• The task: Go through the lines below and copy each one that holds the string "提升审美情趣和能力".

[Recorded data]
────────────────

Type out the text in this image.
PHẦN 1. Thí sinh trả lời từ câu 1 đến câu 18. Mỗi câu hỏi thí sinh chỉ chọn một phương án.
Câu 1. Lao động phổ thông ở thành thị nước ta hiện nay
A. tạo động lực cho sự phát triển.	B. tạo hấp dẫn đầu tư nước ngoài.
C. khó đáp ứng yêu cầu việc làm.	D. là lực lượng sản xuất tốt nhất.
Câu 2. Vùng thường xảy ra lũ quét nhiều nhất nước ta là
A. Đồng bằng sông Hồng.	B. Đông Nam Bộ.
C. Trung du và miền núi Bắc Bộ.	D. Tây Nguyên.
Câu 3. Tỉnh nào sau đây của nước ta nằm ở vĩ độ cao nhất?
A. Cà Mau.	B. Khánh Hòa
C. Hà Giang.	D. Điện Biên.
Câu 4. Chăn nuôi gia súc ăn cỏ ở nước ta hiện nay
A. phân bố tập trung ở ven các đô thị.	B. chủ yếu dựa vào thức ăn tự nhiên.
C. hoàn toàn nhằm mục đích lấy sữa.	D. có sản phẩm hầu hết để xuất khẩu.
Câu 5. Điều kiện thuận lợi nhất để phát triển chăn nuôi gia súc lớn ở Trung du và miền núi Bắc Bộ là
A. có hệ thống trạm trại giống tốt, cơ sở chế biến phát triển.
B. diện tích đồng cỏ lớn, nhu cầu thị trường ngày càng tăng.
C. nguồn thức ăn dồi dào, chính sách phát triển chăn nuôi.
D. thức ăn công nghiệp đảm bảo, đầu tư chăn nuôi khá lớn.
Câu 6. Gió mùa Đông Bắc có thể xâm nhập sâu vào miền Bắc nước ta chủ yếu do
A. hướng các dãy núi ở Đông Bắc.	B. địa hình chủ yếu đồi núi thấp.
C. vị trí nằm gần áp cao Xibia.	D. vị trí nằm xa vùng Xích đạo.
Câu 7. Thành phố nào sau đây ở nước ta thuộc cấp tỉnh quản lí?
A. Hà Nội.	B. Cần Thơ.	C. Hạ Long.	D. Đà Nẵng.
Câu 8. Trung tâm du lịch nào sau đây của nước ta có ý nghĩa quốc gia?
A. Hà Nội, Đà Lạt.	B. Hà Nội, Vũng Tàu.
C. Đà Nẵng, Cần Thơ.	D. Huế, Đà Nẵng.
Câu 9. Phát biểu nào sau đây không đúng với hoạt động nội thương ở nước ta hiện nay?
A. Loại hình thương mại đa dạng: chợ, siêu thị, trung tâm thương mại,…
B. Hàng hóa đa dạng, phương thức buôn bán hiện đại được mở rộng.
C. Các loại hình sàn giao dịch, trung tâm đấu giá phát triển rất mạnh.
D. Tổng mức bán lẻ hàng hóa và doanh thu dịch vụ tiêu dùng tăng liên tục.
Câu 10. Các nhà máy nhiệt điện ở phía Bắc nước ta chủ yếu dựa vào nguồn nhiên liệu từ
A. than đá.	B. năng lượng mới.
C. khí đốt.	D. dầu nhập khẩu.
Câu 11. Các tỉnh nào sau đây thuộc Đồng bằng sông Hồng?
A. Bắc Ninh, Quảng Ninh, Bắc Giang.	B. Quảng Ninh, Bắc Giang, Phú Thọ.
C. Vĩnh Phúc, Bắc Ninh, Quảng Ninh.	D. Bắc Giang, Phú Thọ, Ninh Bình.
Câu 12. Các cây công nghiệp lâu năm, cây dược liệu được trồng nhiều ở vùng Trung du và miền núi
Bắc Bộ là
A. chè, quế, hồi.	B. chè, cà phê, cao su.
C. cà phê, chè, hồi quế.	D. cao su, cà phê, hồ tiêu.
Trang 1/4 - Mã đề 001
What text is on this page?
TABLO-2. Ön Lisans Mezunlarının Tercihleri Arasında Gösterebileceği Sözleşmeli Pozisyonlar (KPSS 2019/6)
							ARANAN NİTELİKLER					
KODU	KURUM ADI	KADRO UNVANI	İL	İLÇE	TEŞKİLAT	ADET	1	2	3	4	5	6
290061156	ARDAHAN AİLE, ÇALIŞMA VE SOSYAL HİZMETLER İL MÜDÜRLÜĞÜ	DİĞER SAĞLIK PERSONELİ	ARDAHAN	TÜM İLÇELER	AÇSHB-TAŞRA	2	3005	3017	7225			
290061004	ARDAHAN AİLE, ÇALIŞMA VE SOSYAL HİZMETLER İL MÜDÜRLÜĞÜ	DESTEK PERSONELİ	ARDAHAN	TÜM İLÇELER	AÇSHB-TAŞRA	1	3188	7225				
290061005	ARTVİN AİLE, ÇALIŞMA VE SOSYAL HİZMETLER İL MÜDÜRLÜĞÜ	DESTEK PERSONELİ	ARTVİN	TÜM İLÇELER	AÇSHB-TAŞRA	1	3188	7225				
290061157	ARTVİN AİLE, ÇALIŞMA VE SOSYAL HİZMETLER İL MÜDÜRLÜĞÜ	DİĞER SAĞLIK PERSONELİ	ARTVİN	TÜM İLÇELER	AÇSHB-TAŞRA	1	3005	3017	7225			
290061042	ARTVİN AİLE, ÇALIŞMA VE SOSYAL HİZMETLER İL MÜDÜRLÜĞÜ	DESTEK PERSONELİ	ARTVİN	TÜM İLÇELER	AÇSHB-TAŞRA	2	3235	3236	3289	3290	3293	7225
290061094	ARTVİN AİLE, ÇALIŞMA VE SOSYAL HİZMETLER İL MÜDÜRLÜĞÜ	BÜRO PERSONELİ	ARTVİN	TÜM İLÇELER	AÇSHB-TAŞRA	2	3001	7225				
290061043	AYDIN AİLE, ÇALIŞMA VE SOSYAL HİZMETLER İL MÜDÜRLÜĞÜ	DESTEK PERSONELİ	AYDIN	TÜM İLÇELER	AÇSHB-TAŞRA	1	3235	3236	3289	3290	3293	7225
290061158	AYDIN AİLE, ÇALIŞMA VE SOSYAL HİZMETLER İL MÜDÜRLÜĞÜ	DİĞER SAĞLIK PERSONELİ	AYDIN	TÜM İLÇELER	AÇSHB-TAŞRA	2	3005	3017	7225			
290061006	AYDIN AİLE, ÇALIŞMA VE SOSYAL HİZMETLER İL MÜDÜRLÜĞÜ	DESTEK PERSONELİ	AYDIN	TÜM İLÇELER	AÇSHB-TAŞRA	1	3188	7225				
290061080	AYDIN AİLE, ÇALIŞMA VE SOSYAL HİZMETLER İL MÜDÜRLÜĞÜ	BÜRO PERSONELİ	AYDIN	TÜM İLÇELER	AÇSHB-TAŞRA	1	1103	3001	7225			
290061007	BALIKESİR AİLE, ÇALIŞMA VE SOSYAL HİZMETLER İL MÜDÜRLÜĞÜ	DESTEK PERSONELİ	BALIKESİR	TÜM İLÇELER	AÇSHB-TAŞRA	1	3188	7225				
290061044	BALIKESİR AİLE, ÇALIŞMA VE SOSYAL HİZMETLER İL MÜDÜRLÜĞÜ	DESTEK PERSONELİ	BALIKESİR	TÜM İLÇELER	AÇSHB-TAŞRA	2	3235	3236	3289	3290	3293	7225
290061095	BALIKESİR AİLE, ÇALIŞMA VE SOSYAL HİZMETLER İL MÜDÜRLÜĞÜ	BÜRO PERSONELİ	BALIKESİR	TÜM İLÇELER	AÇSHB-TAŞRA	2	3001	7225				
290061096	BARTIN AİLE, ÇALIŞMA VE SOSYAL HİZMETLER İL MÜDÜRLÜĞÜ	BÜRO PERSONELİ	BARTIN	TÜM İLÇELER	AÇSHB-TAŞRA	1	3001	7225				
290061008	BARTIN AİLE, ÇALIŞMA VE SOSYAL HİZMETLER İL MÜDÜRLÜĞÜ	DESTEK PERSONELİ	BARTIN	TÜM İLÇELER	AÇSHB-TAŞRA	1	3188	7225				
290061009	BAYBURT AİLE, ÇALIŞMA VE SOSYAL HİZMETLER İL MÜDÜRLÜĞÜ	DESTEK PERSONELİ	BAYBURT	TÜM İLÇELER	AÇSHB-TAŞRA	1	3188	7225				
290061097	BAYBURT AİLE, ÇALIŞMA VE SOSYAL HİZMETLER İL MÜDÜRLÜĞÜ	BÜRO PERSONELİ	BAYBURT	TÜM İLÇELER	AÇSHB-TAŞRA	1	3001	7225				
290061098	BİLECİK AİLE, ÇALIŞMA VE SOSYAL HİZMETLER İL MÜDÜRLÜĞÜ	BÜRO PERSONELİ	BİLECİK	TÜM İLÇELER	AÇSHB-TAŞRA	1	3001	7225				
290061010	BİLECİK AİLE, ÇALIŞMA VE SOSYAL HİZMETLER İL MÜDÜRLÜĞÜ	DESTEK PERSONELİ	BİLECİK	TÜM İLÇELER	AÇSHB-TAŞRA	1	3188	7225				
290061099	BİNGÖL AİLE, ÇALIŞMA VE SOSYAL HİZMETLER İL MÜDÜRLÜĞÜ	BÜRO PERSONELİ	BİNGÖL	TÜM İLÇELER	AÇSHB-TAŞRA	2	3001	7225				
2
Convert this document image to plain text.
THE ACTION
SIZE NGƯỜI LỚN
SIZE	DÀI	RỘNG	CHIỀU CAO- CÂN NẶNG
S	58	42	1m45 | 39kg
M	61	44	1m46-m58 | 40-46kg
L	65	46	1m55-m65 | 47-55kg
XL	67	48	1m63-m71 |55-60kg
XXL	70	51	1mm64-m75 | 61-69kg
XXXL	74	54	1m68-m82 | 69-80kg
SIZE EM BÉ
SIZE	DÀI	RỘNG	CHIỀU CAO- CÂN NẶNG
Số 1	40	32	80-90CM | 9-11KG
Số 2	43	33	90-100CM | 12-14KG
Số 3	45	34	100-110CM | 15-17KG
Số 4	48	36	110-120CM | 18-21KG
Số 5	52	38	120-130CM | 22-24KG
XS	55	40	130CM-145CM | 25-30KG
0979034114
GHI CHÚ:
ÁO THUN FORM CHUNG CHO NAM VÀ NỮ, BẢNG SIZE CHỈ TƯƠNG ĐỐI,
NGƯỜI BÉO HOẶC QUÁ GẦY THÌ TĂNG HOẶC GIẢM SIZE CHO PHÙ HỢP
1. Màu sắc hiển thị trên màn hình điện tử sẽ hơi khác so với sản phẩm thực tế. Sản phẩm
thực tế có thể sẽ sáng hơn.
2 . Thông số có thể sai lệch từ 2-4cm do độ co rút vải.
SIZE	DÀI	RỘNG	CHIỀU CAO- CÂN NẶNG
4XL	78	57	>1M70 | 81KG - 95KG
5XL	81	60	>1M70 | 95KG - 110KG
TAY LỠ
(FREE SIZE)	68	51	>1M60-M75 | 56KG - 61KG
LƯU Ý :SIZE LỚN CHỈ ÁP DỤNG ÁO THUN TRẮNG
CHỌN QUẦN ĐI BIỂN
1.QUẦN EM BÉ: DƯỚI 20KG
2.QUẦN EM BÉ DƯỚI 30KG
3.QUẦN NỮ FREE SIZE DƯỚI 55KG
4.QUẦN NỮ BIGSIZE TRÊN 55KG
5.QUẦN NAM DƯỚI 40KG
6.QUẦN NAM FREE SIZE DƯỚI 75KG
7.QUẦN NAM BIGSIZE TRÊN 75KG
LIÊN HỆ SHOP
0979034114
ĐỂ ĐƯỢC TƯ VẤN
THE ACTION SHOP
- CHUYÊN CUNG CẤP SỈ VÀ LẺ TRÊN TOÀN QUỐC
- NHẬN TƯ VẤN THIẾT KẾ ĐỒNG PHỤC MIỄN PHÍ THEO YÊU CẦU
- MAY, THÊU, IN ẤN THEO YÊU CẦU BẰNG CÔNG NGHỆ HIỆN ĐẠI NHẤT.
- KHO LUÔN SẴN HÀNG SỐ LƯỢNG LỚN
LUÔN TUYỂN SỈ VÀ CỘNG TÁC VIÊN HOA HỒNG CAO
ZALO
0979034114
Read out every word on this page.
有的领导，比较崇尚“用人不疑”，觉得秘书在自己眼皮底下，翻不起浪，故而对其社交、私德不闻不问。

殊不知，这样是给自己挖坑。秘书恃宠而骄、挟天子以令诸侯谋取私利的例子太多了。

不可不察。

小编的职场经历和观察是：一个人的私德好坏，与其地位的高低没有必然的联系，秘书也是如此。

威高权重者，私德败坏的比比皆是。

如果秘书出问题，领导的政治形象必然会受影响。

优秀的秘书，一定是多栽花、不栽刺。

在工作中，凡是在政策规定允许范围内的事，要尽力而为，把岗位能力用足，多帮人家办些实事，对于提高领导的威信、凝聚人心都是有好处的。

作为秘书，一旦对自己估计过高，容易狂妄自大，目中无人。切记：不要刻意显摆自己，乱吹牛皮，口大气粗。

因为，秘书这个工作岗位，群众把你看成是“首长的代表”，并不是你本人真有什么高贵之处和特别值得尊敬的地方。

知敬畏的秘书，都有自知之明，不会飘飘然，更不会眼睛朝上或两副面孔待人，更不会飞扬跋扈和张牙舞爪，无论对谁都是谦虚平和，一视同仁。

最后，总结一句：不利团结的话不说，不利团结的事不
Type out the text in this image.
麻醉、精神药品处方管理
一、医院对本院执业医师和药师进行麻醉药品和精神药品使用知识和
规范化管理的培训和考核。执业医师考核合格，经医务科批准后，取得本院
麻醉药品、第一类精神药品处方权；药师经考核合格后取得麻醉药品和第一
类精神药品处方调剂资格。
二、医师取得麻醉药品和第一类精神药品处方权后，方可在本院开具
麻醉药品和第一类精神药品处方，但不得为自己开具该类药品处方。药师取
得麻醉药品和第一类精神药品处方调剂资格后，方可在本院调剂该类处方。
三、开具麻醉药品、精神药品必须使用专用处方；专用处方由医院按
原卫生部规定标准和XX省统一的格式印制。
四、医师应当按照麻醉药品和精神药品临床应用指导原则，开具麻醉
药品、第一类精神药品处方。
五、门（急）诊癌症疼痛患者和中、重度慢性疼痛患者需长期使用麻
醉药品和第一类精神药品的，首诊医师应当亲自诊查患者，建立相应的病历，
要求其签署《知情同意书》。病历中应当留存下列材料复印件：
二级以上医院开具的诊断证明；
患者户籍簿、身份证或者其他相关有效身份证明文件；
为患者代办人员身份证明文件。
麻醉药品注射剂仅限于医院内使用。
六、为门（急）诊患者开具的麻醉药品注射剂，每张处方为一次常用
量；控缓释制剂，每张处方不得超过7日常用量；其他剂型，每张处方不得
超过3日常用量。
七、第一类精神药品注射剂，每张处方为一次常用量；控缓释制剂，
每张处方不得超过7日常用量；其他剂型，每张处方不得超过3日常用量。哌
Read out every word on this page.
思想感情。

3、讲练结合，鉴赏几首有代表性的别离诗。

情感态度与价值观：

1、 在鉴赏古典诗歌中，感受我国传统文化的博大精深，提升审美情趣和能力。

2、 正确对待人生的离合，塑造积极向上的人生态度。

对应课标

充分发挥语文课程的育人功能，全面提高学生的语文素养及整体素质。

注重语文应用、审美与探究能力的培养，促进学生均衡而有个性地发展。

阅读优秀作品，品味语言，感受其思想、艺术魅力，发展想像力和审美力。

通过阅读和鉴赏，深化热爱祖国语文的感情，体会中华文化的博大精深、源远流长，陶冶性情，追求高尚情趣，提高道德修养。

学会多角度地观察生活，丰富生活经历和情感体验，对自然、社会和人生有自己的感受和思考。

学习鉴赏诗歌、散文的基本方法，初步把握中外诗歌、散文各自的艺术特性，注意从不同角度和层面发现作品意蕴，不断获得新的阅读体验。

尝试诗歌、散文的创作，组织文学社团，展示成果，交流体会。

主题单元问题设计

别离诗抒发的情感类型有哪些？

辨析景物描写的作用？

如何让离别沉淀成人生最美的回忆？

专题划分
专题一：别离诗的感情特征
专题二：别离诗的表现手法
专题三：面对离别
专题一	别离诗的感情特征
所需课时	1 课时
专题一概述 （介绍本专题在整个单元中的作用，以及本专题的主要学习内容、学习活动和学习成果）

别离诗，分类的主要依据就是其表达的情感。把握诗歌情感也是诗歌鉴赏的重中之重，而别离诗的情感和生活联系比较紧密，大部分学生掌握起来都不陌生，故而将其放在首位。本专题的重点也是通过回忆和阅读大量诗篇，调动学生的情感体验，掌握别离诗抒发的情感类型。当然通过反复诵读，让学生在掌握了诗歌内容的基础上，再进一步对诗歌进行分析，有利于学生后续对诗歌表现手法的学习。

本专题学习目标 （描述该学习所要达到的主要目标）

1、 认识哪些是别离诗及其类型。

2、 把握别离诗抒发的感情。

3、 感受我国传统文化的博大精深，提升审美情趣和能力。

────────────────

• Response to the exercise:
1、 在鉴赏古典诗歌中，感受我国传统文化的博大精深，提升审美情趣和能力。
3、 感受我国传统文化的博大精深，提升审美情趣和能力。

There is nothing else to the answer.